• Source data
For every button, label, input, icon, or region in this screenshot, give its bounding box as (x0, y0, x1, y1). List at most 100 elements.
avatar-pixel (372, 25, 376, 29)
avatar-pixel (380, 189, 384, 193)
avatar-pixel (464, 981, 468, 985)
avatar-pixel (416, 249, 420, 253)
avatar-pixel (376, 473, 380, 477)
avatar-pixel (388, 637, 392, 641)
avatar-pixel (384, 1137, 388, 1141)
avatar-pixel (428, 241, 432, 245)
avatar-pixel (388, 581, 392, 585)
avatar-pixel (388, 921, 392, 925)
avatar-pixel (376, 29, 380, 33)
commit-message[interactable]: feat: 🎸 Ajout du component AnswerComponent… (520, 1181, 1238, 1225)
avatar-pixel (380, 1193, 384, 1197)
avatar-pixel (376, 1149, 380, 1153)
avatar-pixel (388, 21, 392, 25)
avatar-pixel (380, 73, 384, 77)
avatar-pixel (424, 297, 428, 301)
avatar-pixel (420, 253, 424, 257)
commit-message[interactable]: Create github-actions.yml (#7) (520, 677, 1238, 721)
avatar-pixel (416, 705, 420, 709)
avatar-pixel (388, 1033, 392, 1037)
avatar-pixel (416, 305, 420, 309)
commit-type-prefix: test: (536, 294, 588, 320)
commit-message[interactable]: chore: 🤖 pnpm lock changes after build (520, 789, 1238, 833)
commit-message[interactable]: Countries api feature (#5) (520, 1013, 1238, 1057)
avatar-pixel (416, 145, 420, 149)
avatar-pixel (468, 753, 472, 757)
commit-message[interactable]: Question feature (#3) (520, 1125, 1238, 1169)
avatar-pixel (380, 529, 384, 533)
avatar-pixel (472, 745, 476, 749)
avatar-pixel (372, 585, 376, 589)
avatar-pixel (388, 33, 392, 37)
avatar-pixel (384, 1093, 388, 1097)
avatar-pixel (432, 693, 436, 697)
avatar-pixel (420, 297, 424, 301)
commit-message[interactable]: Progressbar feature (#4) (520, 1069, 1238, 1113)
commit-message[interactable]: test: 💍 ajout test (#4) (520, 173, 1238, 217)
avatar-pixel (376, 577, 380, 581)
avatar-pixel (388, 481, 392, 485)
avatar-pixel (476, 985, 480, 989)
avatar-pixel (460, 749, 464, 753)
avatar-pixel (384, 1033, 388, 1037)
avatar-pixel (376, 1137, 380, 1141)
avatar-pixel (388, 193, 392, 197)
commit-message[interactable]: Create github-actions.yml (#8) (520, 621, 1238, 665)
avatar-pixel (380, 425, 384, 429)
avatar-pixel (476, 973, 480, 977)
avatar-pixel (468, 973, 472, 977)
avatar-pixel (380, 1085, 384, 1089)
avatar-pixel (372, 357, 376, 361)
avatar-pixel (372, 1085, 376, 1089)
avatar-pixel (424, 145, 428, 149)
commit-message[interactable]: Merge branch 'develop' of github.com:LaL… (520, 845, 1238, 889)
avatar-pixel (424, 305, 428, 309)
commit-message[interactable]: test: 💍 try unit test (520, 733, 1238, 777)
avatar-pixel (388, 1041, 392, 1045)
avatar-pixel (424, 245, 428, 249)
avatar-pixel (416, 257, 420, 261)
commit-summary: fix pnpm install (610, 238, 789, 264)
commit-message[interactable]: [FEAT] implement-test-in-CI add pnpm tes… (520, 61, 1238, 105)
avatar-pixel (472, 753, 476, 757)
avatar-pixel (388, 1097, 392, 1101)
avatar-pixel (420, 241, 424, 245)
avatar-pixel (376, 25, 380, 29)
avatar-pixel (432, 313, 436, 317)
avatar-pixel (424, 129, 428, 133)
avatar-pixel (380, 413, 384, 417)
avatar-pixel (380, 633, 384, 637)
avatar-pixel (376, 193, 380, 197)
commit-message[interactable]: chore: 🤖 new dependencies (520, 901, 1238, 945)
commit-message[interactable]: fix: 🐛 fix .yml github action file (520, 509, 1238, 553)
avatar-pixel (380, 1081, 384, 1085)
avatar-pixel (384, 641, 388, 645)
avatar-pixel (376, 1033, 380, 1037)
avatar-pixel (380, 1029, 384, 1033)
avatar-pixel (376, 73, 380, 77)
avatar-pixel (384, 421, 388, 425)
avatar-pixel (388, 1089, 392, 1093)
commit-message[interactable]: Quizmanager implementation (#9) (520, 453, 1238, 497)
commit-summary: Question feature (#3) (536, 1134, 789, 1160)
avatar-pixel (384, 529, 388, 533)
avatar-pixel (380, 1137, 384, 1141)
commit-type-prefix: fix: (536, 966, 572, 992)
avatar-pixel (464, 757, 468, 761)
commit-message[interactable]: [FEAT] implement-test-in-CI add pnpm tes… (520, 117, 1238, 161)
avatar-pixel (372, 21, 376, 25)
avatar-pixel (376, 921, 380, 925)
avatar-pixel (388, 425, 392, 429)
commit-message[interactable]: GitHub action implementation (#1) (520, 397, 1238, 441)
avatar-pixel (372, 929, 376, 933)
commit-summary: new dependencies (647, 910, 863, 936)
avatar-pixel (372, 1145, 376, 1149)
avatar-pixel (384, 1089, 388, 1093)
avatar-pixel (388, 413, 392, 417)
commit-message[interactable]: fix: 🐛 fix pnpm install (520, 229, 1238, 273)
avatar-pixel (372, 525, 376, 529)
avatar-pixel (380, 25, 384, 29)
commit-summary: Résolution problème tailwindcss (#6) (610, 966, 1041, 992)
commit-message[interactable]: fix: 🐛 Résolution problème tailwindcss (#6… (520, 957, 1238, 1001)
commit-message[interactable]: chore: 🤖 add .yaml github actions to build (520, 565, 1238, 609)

• Exercise
Can you copy the material above line for line, with no changes?

• Response to this task
For every button, label, input, icon, or region in this screenshot, give its bounding box as (x0, y0, x1, y1). List at most 100 elements.
avatar-pixel (372, 25, 376, 29)
avatar-pixel (380, 189, 384, 193)
avatar-pixel (464, 981, 468, 985)
avatar-pixel (416, 249, 420, 253)
avatar-pixel (376, 473, 380, 477)
avatar-pixel (388, 637, 392, 641)
avatar-pixel (384, 1137, 388, 1141)
avatar-pixel (428, 241, 432, 245)
avatar-pixel (388, 581, 392, 585)
avatar-pixel (388, 921, 392, 925)
avatar-pixel (376, 29, 380, 33)
commit-message[interactable]: feat: 🎸 Ajout du component AnswerComponent… (520, 1181, 1238, 1225)
avatar-pixel (380, 1193, 384, 1197)
avatar-pixel (376, 1149, 380, 1153)
avatar-pixel (388, 21, 392, 25)
avatar-pixel (380, 73, 384, 77)
avatar-pixel (424, 297, 428, 301)
avatar-pixel (420, 253, 424, 257)
commit-message[interactable]: Create github-actions.yml (#7) (520, 677, 1238, 721)
avatar-pixel (416, 705, 420, 709)
avatar-pixel (388, 1033, 392, 1037)
avatar-pixel (416, 305, 420, 309)
commit-type-prefix: test: (536, 294, 588, 320)
commit-message[interactable]: chore: 🤖 pnpm lock changes after build (520, 789, 1238, 833)
commit-message[interactable]: Countries api feature (#5) (520, 1013, 1238, 1057)
avatar-pixel (416, 145, 420, 149)
avatar-pixel (468, 753, 472, 757)
commit-message[interactable]: Question feature (#3) (520, 1125, 1238, 1169)
avatar-pixel (380, 529, 384, 533)
avatar-pixel (472, 745, 476, 749)
avatar-pixel (372, 585, 376, 589)
avatar-pixel (388, 33, 392, 37)
avatar-pixel (384, 1093, 388, 1097)
avatar-pixel (432, 693, 436, 697)
avatar-pixel (420, 297, 424, 301)
commit-message[interactable]: Progressbar feature (#4) (520, 1069, 1238, 1113)
commit-message[interactable]: test: 💍 ajout test (#4) (520, 173, 1238, 217)
avatar-pixel (376, 577, 380, 581)
avatar-pixel (388, 481, 392, 485)
avatar-pixel (476, 985, 480, 989)
avatar-pixel (460, 749, 464, 753)
avatar-pixel (384, 1033, 388, 1037)
avatar-pixel (376, 1137, 380, 1141)
avatar-pixel (388, 193, 392, 197)
commit-message[interactable]: Create github-actions.yml (#8) (520, 621, 1238, 665)
avatar-pixel (380, 425, 384, 429)
avatar-pixel (476, 973, 480, 977)
avatar-pixel (468, 973, 472, 977)
avatar-pixel (380, 1085, 384, 1089)
avatar-pixel (372, 357, 376, 361)
avatar-pixel (372, 1085, 376, 1089)
avatar-pixel (424, 145, 428, 149)
commit-message[interactable]: Merge branch 'develop' of github.com:LaL… (520, 845, 1238, 889)
avatar-pixel (424, 305, 428, 309)
commit-message[interactable]: test: 💍 try unit test (520, 733, 1238, 777)
avatar-pixel (388, 1041, 392, 1045)
avatar-pixel (424, 245, 428, 249)
avatar-pixel (416, 257, 420, 261)
commit-summary: fix pnpm install (610, 238, 789, 264)
commit-message[interactable]: [FEAT] implement-test-in-CI add pnpm tes… (520, 61, 1238, 105)
avatar-pixel (472, 753, 476, 757)
avatar-pixel (388, 1097, 392, 1101)
avatar-pixel (420, 241, 424, 245)
avatar-pixel (376, 25, 380, 29)
avatar-pixel (432, 313, 436, 317)
avatar-pixel (424, 129, 428, 133)
avatar-pixel (380, 413, 384, 417)
avatar-pixel (380, 633, 384, 637)
avatar-pixel (376, 193, 380, 197)
commit-message[interactable]: chore: 🤖 new dependencies (520, 901, 1238, 945)
commit-message[interactable]: fix: 🐛 fix .yml github action file (520, 509, 1238, 553)
avatar-pixel (380, 1081, 384, 1085)
avatar-pixel (384, 641, 388, 645)
avatar-pixel (376, 1033, 380, 1037)
avatar-pixel (380, 1029, 384, 1033)
avatar-pixel (376, 73, 380, 77)
avatar-pixel (384, 421, 388, 425)
avatar-pixel (388, 1089, 392, 1093)
commit-message[interactable]: Quizmanager implementation (#9) (520, 453, 1238, 497)
commit-summary: Question feature (#3) (536, 1134, 789, 1160)
avatar-pixel (384, 529, 388, 533)
avatar-pixel (380, 1137, 384, 1141)
commit-type-prefix: fix: (536, 966, 572, 992)
avatar-pixel (464, 757, 468, 761)
commit-message[interactable]: [FEAT] implement-test-in-CI add pnpm tes… (520, 117, 1238, 161)
avatar-pixel (372, 21, 376, 25)
avatar-pixel (376, 921, 380, 925)
avatar-pixel (388, 425, 392, 429)
commit-message[interactable]: GitHub action implementation (#1) (520, 397, 1238, 441)
avatar-pixel (372, 929, 376, 933)
commit-summary: new dependencies (647, 910, 863, 936)
avatar-pixel (372, 1145, 376, 1149)
avatar-pixel (384, 1089, 388, 1093)
avatar-pixel (388, 413, 392, 417)
commit-message[interactable]: fix: 🐛 fix pnpm install (520, 229, 1238, 273)
avatar-pixel (372, 525, 376, 529)
avatar-pixel (380, 25, 384, 29)
commit-summary: Résolution problème tailwindcss (#6) (610, 966, 1041, 992)
commit-message[interactable]: fix: 🐛 Résolution problème tailwindcss (#6… (520, 957, 1238, 1001)
commit-message[interactable]: chore: 🤖 add .yaml github actions to build (520, 565, 1238, 609)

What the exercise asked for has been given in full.